### Items taken from a data source
● ● ●

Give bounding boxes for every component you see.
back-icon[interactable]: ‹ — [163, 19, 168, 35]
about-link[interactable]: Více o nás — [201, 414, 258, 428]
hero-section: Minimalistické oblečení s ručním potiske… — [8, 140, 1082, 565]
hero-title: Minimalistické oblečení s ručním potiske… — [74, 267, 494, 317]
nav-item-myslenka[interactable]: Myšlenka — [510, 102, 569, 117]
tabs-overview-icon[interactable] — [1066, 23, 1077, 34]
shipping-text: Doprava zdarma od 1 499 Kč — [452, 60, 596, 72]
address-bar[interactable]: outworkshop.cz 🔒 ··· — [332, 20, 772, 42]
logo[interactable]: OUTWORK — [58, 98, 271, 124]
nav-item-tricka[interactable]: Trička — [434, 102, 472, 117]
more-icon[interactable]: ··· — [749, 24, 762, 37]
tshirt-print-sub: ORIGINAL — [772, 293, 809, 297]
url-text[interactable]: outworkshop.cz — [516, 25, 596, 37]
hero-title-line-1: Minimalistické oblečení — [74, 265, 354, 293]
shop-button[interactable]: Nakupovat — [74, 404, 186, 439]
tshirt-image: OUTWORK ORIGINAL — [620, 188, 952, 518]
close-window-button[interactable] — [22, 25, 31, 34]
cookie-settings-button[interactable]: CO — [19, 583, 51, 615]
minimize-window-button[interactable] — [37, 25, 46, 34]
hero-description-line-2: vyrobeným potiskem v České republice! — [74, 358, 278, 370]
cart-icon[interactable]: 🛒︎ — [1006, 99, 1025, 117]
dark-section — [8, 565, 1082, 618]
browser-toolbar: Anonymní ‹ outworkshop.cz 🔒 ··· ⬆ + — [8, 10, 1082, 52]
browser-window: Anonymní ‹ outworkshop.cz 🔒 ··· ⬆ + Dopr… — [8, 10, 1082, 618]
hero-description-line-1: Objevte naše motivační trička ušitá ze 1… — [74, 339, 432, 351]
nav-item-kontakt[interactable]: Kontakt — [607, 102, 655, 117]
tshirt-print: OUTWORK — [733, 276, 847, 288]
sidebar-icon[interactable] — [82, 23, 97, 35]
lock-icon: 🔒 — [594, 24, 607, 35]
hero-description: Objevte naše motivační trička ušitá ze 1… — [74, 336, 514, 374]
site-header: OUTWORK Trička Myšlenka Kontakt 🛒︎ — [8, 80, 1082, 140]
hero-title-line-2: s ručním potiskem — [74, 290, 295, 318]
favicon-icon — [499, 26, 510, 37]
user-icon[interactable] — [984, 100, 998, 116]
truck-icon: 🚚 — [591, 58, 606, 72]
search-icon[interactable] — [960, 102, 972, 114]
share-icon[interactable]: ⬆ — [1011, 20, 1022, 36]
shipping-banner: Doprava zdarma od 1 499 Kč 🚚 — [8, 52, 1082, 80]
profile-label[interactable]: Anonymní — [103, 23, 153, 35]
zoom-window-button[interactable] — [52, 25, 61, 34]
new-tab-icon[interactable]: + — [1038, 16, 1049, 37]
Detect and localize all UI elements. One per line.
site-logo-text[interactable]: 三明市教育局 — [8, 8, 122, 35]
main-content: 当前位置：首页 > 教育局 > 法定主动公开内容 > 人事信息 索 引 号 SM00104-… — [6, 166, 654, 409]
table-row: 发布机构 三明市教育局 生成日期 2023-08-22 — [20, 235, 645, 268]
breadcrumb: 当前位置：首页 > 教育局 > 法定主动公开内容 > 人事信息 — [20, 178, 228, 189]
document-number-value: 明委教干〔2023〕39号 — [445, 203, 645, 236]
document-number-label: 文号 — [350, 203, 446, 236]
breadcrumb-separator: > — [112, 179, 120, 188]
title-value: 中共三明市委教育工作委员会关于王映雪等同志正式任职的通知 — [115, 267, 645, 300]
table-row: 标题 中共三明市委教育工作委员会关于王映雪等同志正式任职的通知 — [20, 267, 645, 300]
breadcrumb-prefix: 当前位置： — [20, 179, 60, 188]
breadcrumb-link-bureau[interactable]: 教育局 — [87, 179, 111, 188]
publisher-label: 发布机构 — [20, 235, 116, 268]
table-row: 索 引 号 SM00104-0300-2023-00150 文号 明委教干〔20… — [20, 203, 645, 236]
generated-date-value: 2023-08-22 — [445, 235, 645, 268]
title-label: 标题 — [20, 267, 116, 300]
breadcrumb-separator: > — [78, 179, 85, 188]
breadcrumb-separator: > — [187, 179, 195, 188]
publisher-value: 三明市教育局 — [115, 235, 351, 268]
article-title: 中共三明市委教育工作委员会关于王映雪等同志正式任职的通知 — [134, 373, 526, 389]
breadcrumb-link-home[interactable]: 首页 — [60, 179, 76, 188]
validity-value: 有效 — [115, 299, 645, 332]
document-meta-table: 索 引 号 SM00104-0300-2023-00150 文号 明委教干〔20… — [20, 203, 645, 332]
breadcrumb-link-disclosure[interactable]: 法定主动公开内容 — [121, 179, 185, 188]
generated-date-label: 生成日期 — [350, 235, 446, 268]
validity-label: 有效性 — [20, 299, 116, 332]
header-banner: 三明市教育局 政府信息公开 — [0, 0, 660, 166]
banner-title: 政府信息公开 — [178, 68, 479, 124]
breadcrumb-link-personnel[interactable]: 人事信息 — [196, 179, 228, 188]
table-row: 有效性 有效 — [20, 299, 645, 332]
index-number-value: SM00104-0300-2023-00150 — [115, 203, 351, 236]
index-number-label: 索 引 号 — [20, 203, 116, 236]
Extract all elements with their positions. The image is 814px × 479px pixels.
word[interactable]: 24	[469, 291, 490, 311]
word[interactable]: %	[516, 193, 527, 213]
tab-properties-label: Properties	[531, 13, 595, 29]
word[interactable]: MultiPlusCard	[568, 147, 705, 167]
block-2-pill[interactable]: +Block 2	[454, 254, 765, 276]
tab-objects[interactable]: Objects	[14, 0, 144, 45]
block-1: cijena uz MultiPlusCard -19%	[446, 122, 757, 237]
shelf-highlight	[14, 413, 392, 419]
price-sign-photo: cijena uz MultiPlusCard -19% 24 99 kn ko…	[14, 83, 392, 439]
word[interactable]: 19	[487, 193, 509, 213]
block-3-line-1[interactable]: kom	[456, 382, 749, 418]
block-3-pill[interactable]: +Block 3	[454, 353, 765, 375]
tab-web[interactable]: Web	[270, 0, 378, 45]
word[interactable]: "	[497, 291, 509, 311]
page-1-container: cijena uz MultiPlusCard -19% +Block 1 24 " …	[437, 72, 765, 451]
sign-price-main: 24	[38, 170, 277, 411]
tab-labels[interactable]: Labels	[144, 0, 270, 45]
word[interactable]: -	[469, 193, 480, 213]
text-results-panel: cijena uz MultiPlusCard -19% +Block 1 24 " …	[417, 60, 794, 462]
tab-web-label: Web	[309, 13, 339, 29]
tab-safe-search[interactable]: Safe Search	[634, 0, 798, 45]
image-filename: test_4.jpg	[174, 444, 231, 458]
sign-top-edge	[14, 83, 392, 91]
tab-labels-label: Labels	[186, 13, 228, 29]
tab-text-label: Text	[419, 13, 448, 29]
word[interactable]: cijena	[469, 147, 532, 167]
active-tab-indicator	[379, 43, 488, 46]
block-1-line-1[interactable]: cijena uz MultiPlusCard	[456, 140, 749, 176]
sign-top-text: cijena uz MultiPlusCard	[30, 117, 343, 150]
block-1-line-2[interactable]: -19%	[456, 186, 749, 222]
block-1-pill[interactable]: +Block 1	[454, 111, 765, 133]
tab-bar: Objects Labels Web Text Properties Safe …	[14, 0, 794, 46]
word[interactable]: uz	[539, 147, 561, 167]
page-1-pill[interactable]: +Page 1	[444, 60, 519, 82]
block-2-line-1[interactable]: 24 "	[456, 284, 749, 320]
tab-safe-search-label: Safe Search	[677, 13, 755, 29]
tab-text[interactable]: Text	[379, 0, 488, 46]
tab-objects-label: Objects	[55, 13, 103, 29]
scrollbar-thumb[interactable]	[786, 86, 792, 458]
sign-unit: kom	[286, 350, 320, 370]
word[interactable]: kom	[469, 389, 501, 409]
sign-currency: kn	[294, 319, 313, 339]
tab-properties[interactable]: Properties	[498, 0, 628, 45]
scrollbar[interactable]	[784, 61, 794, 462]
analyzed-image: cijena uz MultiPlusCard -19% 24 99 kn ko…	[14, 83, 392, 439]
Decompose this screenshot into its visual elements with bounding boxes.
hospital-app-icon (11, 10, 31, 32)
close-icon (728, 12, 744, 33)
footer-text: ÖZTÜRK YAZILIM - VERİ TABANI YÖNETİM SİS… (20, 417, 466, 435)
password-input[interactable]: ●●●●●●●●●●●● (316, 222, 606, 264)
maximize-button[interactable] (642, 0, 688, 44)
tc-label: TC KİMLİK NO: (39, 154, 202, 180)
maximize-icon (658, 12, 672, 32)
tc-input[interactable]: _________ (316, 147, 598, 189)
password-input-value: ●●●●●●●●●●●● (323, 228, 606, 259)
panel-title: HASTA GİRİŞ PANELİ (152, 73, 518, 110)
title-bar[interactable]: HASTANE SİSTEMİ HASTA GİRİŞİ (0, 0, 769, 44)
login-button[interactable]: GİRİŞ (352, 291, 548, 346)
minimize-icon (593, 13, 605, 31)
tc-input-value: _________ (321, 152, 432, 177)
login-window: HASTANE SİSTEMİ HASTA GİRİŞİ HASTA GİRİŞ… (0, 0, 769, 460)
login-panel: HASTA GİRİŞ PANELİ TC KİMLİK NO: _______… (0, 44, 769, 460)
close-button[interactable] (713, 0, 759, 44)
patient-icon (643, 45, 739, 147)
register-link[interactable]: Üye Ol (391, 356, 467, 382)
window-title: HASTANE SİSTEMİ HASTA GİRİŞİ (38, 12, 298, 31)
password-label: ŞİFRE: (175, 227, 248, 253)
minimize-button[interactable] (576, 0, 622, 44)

● ● ●

Reproduce the lines from the start of the records through the line containing "close-window-button[interactable] — [22, 25, 31, 34]", including both of them.

Give bounding boxes for every component you see.
back-icon[interactable]: ‹ — [163, 19, 168, 35]
about-link[interactable]: Více o nás — [201, 414, 258, 428]
hero-section: Minimalistické oblečení s ručním potiske… — [8, 140, 1082, 565]
hero-title: Minimalistické oblečení s ručním potiske… — [74, 267, 494, 317]
nav-item-myslenka[interactable]: Myšlenka — [510, 102, 569, 117]
tabs-overview-icon[interactable] — [1066, 23, 1077, 34]
shipping-text: Doprava zdarma od 1 499 Kč — [452, 60, 596, 72]
address-bar[interactable]: outworkshop.cz 🔒 ··· — [332, 20, 772, 42]
logo[interactable]: OUTWORK — [58, 98, 271, 124]
nav-item-tricka[interactable]: Trička — [434, 102, 472, 117]
more-icon[interactable]: ··· — [749, 24, 762, 37]
tshirt-print-sub: ORIGINAL — [772, 293, 809, 297]
url-text[interactable]: outworkshop.cz — [516, 25, 596, 37]
hero-title-line-1: Minimalistické oblečení — [74, 265, 354, 293]
shop-button[interactable]: Nakupovat — [74, 404, 186, 439]
tshirt-image: OUTWORK ORIGINAL — [620, 188, 952, 518]
close-window-button[interactable] — [22, 25, 31, 34]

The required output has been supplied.